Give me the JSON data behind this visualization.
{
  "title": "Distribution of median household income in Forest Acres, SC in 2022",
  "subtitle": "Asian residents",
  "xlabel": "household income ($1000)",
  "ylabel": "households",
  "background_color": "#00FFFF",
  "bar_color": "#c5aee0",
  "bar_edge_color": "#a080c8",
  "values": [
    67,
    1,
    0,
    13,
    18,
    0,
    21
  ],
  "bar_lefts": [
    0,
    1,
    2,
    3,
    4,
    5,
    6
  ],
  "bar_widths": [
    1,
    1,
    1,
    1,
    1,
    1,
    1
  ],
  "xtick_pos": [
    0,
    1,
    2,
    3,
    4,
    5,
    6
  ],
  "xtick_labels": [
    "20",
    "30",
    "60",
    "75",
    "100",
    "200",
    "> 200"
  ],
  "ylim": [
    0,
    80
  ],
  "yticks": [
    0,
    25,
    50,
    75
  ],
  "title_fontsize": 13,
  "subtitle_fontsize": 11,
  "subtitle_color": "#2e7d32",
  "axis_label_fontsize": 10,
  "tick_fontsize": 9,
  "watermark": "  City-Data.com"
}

------------------------------------

Your task is to give the records above again, exactly.

Give me the JSON data behind this visualization.
{
  "title": "Distribution of median household income in Forest Acres, SC in 2022",
  "subtitle": "Asian residents",
  "xlabel": "household income ($1000)",
  "ylabel": "households",
  "background_color": "#00FFFF",
  "bar_color": "#c5aee0",
  "bar_edge_color": "#a080c8",
  "values": [
    67,
    1,
    0,
    13,
    18,
    0,
    21
  ],
  "bar_lefts": [
    0,
    1,
    2,
    3,
    4,
    5,
    6
  ],
  "bar_widths": [
    1,
    1,
    1,
    1,
    1,
    1,
    1
  ],
  "xtick_pos": [
    0,
    1,
    2,
    3,
    4,
    5,
    6
  ],
  "xtick_labels": [
    "20",
    "30",
    "60",
    "75",
    "100",
    "200",
    "> 200"
  ],
  "ylim": [
    0,
    80
  ],
  "yticks": [
    0,
    25,
    50,
    75
  ],
  "title_fontsize": 13,
  "subtitle_fontsize": 11,
  "subtitle_color": "#2e7d32",
  "axis_label_fontsize": 10,
  "tick_fontsize": 9,
  "watermark": "  City-Data.com"
}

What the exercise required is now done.